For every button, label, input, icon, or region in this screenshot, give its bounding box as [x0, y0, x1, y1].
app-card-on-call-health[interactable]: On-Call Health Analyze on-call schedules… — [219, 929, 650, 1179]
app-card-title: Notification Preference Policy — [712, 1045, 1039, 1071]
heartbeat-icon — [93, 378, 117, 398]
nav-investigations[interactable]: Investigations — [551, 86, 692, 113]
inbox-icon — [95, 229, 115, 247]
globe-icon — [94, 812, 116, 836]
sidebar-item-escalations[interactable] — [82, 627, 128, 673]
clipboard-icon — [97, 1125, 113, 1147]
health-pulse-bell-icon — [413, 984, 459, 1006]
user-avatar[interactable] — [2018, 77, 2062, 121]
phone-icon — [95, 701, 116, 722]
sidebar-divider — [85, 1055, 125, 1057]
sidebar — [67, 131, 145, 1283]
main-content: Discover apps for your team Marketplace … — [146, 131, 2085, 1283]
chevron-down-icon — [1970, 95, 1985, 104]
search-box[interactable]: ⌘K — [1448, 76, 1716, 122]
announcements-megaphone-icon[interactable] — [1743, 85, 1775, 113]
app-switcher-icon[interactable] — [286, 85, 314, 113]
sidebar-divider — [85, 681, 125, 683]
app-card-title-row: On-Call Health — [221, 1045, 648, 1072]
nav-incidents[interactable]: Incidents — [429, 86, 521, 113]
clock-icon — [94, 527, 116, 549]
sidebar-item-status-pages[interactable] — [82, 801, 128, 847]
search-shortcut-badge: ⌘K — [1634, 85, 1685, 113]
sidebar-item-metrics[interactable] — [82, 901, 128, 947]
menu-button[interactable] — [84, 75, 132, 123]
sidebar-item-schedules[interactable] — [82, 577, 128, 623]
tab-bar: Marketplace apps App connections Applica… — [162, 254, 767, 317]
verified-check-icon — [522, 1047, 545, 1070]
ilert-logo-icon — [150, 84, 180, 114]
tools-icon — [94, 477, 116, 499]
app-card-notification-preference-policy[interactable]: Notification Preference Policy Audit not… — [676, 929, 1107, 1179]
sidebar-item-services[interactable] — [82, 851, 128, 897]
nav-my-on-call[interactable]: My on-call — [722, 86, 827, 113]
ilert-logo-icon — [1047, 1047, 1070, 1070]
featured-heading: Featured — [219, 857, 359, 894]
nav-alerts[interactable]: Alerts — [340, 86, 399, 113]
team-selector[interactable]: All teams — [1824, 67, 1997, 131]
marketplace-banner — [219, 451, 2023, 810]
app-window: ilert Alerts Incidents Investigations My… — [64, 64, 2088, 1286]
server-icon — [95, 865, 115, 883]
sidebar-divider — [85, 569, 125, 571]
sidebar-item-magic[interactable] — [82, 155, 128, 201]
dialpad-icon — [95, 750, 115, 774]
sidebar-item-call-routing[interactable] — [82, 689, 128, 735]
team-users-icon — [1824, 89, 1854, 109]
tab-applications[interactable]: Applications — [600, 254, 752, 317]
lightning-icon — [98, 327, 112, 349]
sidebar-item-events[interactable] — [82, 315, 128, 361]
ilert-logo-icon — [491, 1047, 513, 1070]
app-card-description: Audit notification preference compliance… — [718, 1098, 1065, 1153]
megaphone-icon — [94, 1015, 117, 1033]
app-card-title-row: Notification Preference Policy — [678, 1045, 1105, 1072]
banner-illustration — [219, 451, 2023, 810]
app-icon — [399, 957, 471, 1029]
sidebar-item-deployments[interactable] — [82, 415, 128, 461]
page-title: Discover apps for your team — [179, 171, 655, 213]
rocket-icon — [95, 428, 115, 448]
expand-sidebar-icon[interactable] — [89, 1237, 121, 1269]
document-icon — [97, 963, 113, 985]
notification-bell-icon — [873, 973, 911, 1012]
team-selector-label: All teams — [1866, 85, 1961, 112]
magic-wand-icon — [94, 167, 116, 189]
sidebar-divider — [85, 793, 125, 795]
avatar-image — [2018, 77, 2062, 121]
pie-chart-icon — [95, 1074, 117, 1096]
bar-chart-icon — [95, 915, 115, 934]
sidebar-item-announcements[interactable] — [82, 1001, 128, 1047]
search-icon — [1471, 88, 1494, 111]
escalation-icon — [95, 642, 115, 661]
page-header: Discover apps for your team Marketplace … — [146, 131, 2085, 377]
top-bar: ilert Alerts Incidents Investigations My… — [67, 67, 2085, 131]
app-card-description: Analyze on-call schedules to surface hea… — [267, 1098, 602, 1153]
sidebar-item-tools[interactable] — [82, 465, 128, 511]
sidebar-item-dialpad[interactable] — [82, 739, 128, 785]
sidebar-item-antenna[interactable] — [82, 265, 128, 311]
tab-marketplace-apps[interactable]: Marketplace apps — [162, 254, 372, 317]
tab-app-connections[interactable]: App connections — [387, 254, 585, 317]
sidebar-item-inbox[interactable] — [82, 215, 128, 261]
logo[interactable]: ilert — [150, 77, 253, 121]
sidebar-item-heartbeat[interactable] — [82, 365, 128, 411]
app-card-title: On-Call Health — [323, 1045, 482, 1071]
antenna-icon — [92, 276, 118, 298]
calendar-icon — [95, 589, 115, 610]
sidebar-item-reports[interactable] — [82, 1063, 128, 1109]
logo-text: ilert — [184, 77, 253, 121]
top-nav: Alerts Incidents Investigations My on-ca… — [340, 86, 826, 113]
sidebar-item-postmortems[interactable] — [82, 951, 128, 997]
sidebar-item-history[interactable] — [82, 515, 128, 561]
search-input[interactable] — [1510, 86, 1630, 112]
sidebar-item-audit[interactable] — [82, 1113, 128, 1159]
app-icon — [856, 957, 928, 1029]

------------------------------

### JOB
List everything from the start of the listing down to and including the line that contains "clock-icon — [94, 527, 116, 549]" as a numbered list, leaving out any blank lines.

### FINISHED EXERCISE
1. For every button, label, input, icon, or region in this screenshot, give its bounding box as [x0, y0, x1, y1].
2. app-card-on-call-health[interactable]: On-Call Health Analyze on-call schedules… — [219, 929, 650, 1179]
3. app-card-title: Notification Preference Policy — [712, 1045, 1039, 1071]
4. heartbeat-icon — [93, 378, 117, 398]
5. nav-investigations[interactable]: Investigations — [551, 86, 692, 113]
6. inbox-icon — [95, 229, 115, 247]
7. globe-icon — [94, 812, 116, 836]
8. sidebar-item-escalations[interactable] — [82, 627, 128, 673]
9. clipboard-icon — [97, 1125, 113, 1147]
10. health-pulse-bell-icon — [413, 984, 459, 1006]
11. user-avatar[interactable] — [2018, 77, 2062, 121]
12. phone-icon — [95, 701, 116, 722]
13. sidebar-divider — [85, 1055, 125, 1057]
14. sidebar — [67, 131, 145, 1283]
15. main-content: Discover apps for your team Marketplace … — [146, 131, 2085, 1283]
16. chevron-down-icon — [1970, 95, 1985, 104]
17. search-box[interactable]: ⌘K — [1448, 76, 1716, 122]
18. announcements-megaphone-icon[interactable] — [1743, 85, 1775, 113]
19. app-switcher-icon[interactable] — [286, 85, 314, 113]
20. sidebar-divider — [85, 681, 125, 683]
21. app-card-title-row: On-Call Health — [221, 1045, 648, 1072]
22. nav-incidents[interactable]: Incidents — [429, 86, 521, 113]
23. clock-icon — [94, 527, 116, 549]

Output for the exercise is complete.